## Work required
Report, word for word, every line of the material that contains "总结运用抓党建促脱贫攻坚经验".

## start Data shown

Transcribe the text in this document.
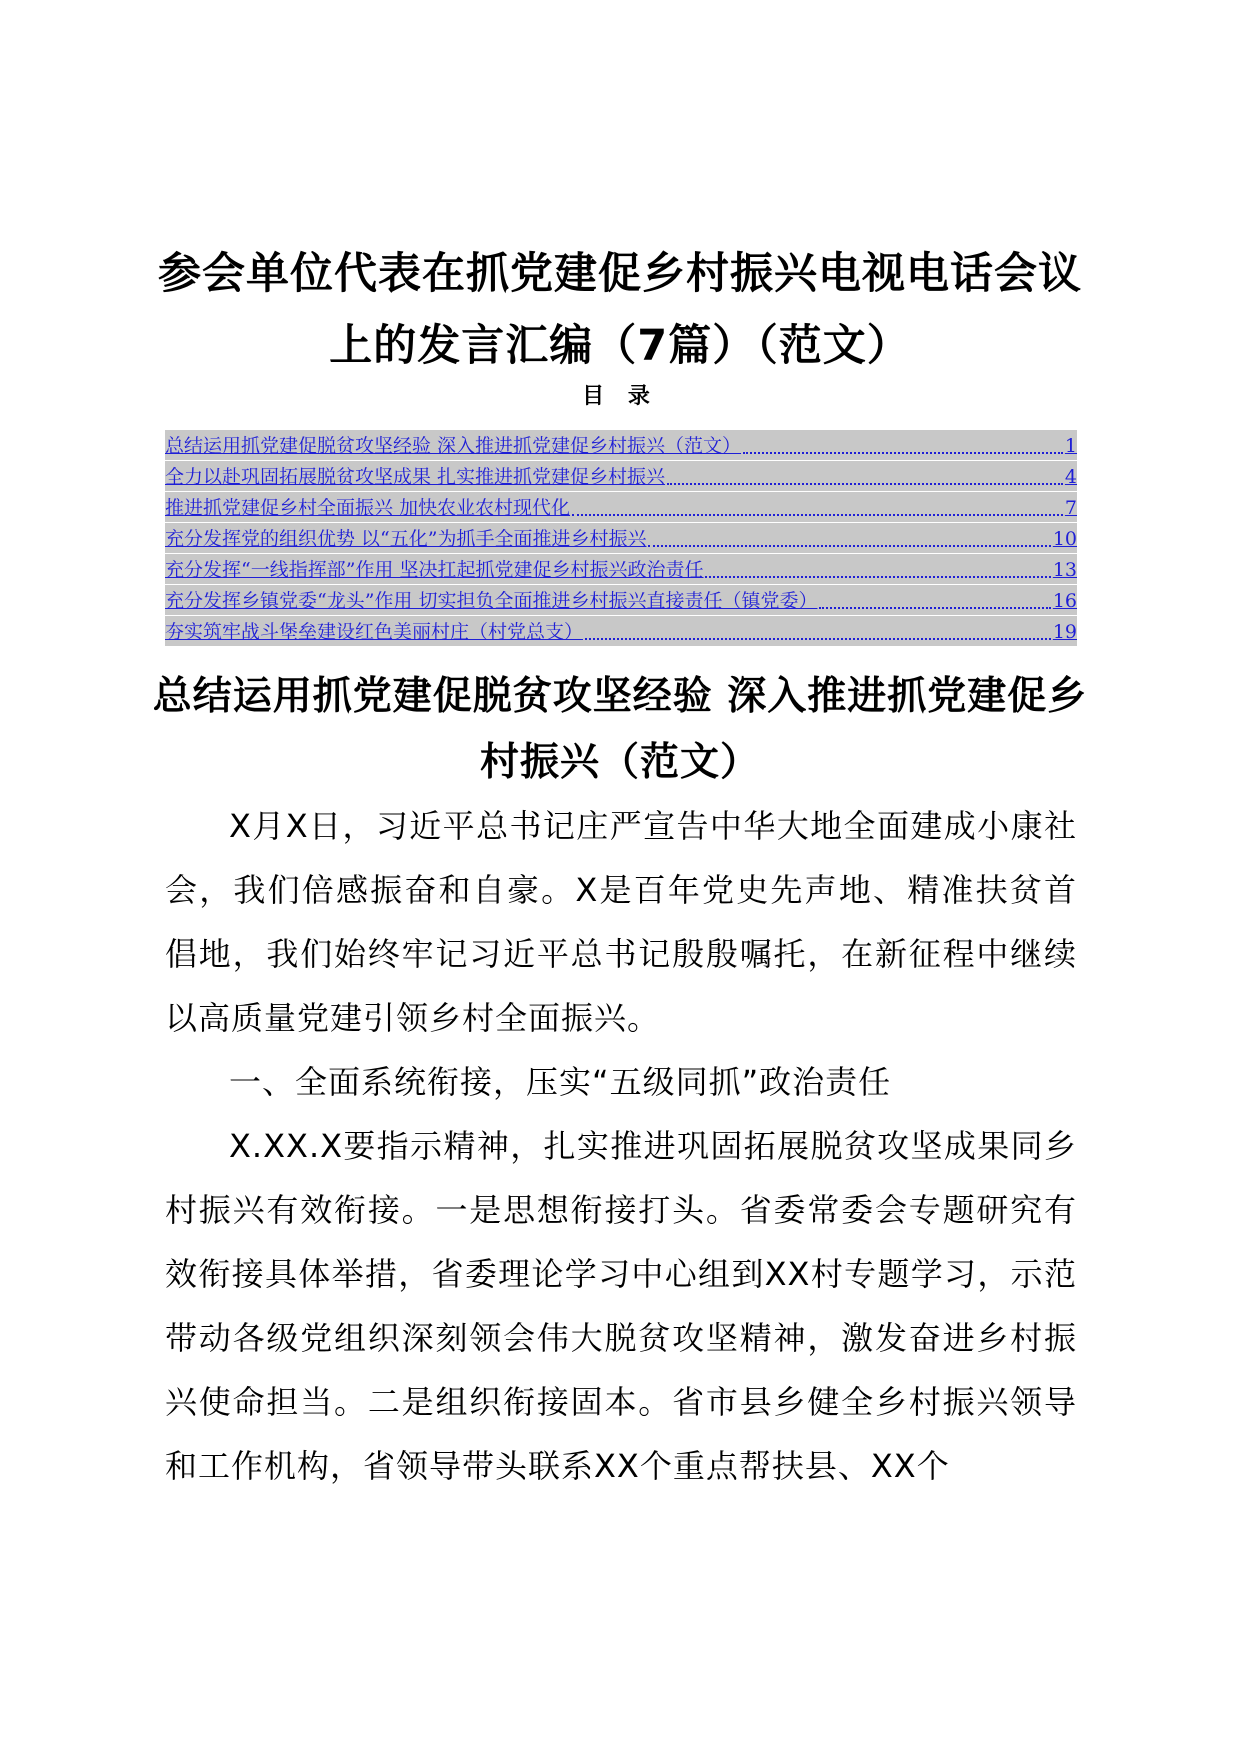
参会单位代表在抓党建促乡村振兴电视电话会议上的发言汇编（7篇）（范文）
目 录
总结运用抓党建促脱贫攻坚经验 深入推进抓党建促乡村振兴（范文）	1
全力以赴巩固拓展脱贫攻坚成果 扎实推进抓党建促乡村振兴	4
推进抓党建促乡村全面振兴 加快农业农村现代化	7
充分发挥党的组织优势 以“五化”为抓手全面推进乡村振兴	10
充分发挥“一线指挥部”作用 坚决扛起抓党建促乡村振兴政治责任	13
充分发挥乡镇党委“龙头”作用 切实担负全面推进乡村振兴直接责任（镇党委）	16
夯实筑牢战斗堡垒建设红色美丽村庄（村党总支）	19
总结运用抓党建促脱贫攻坚经验 深入推进抓党建促乡村振兴（范文）

X月X日，习近平总书记庄严宣告中华大地全面建成小康社会，我们倍感振奋和自豪。X是百年党史先声地、精准扶贫首倡地，我们始终牢记习近平总书记殷殷嘱托，在新征程中继续以高质量党建引领乡村全面振兴。

一、全面系统衔接，压实“五级同抓”政治责任

X.XX.X要指示精神，扎实推进巩固拓展脱贫攻坚成果同乡村振兴有效衔接。一是思想衔接打头。省委常委会专题研究有效衔接具体举措，省委理论学习中心组到XX村专题学习，示范带动各级党组织深刻领会伟大脱贫攻坚精神，激发奋进乡村振兴使命担当。二是组织衔接固本。省市县乡健全乡村振兴领导和工作机构，省领导带头联系XX个重点帮扶县、XX个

## end Data shown

## Answer in full
总结运用抓党建促脱贫攻坚经验 深入推进抓党建促乡村振兴（范文）	1
总结运用抓党建促脱贫攻坚经验 深入推进抓党建促乡村振兴（范文）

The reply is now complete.